Jobs:
**1.** In the piece on the New Orleans butchers, what year did Louisiana grant the slaughterhouse monopoly?
**2.** Update the New Orleans butchers piece by giving the stretch from "By Jeff Bayard |" through "on its terms." with "butchering" replaced by "slaughtering".

Page extract:

• • • • •

A working man, told he cannot work.

By Jeff Bayard | Does the Constitution Really Say? — Part 3

This is Part 3 of Does the Constitution Really Say? — a multi-part series by Jeff Bayard running through the end of June 2026. Each piece asks the question the series is named for: does the Constitution really say what the courts now say it says? Read Part 1 here and Part 2 here.

In 1869, Louisiana gave one company — the Crescent City Live-Stock Landing and Slaughter-House Company — a monopoly on all butchering in New Orleans. Every other butcher was ordered to shut down his own facility and lease space from the monopoly, paying its fees and operating on its terms.

Paul Esteben was one of the named butcher plaintiffs. So were hundreds of other working men — fathers, husbands, immigrants, freed slaves, native Louisianans — who had spent their lives learning a trade. Overnight, they could pay the connected company or close.

They sued, with reason to hope. Five years earlier the country had ratified the Fourteenth Amendment, written to protect citizens from state-imposed deprivation of fundamental rights. Its Privileges or Immunities Clause appeared to do exactly what the butchers needed: “No State shall make or enforce any law which shall abridge the privileges or immunities of citizens of the United States.”

They lost.

So this is the question worth asking, plainly. Does the Constitution really say a butcher cannot work in his own trade?

• • • • •

Provided data:
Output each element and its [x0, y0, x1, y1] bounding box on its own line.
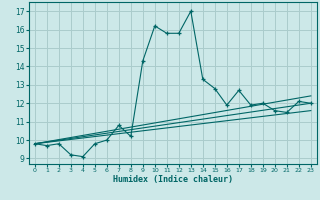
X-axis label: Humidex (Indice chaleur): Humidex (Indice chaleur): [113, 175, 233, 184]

• • • • •

Answers to the exercises:
**1.** 1869

**2.**
By Jeff Bayard | Does the Constitution Really Say? — Part 3

This is Part 3 of Does the Constitution Really Say? — a multi-part series by Jeff Bayard running through the end of June 2026. Each piece asks the question the series is named for: does the Constitution really say what the courts now say it says? Read Part 1 here and Part 2 here.

In 1869, Louisiana gave one company — the Crescent City Live-Stock Landing and Slaughter-House Company — a monopoly on all slaughtering in New Orleans. Every other butcher was ordered to shut down his own facility and lease space from the monopoly, paying its fees and operating on its terms.